GOAL:
Copy out the entries from the beginning through the line containing "y-tick-label: standing (47, 397, 99, 411)", changing every "x-tick-label" to "x-axis-tick" and leaving everything else as it is. Return only those lines.

──────────

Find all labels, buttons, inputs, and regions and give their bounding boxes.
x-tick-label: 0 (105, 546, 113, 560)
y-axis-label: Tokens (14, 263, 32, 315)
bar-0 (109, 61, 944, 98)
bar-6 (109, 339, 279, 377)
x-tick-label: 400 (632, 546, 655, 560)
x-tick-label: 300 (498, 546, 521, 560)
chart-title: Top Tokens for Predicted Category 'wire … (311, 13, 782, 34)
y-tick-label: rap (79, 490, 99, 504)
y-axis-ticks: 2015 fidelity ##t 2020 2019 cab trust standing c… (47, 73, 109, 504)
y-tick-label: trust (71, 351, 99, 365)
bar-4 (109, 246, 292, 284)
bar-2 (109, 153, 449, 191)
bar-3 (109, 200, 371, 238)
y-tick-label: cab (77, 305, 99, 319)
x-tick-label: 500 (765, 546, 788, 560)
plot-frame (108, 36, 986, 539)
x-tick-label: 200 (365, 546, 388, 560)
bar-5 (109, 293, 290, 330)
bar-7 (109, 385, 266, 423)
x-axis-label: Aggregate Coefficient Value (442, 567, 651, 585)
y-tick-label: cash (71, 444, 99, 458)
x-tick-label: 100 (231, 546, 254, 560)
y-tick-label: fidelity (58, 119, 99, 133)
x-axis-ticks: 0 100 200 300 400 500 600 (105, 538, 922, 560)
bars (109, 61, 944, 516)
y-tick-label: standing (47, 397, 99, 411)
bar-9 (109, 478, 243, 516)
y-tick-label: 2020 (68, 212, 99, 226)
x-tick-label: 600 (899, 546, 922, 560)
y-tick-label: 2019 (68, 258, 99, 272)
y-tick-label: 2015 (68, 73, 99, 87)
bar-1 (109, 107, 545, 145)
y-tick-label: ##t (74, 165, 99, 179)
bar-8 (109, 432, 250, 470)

──────────

TASK RESPONSE:
Find all labels, buttons, inputs, and regions and give their bounding boxes.
x-axis-tick: 0 (105, 546, 113, 560)
y-axis-label: Tokens (14, 263, 32, 315)
bar-0 (109, 61, 944, 98)
bar-6 (109, 339, 279, 377)
x-axis-tick: 400 (632, 546, 655, 560)
x-axis-tick: 300 (498, 546, 521, 560)
chart-title: Top Tokens for Predicted Category 'wire … (311, 13, 782, 34)
y-tick-label: rap (79, 490, 99, 504)
y-axis-ticks: 2015 fidelity ##t 2020 2019 cab trust standing c… (47, 73, 109, 504)
y-tick-label: trust (71, 351, 99, 365)
bar-4 (109, 246, 292, 284)
bar-2 (109, 153, 449, 191)
bar-3 (109, 200, 371, 238)
y-tick-label: cab (77, 305, 99, 319)
x-axis-tick: 500 (765, 546, 788, 560)
plot-frame (108, 36, 986, 539)
x-axis-tick: 200 (365, 546, 388, 560)
bar-5 (109, 293, 290, 330)
bar-7 (109, 385, 266, 423)
x-axis-label: Aggregate Coefficient Value (442, 567, 651, 585)
y-tick-label: cash (71, 444, 99, 458)
x-axis-tick: 100 (231, 546, 254, 560)
y-tick-label: fidelity (58, 119, 99, 133)
x-axis-ticks: 0 100 200 300 400 500 600 (105, 538, 922, 560)
bars (109, 61, 944, 516)
y-tick-label: standing (47, 397, 99, 411)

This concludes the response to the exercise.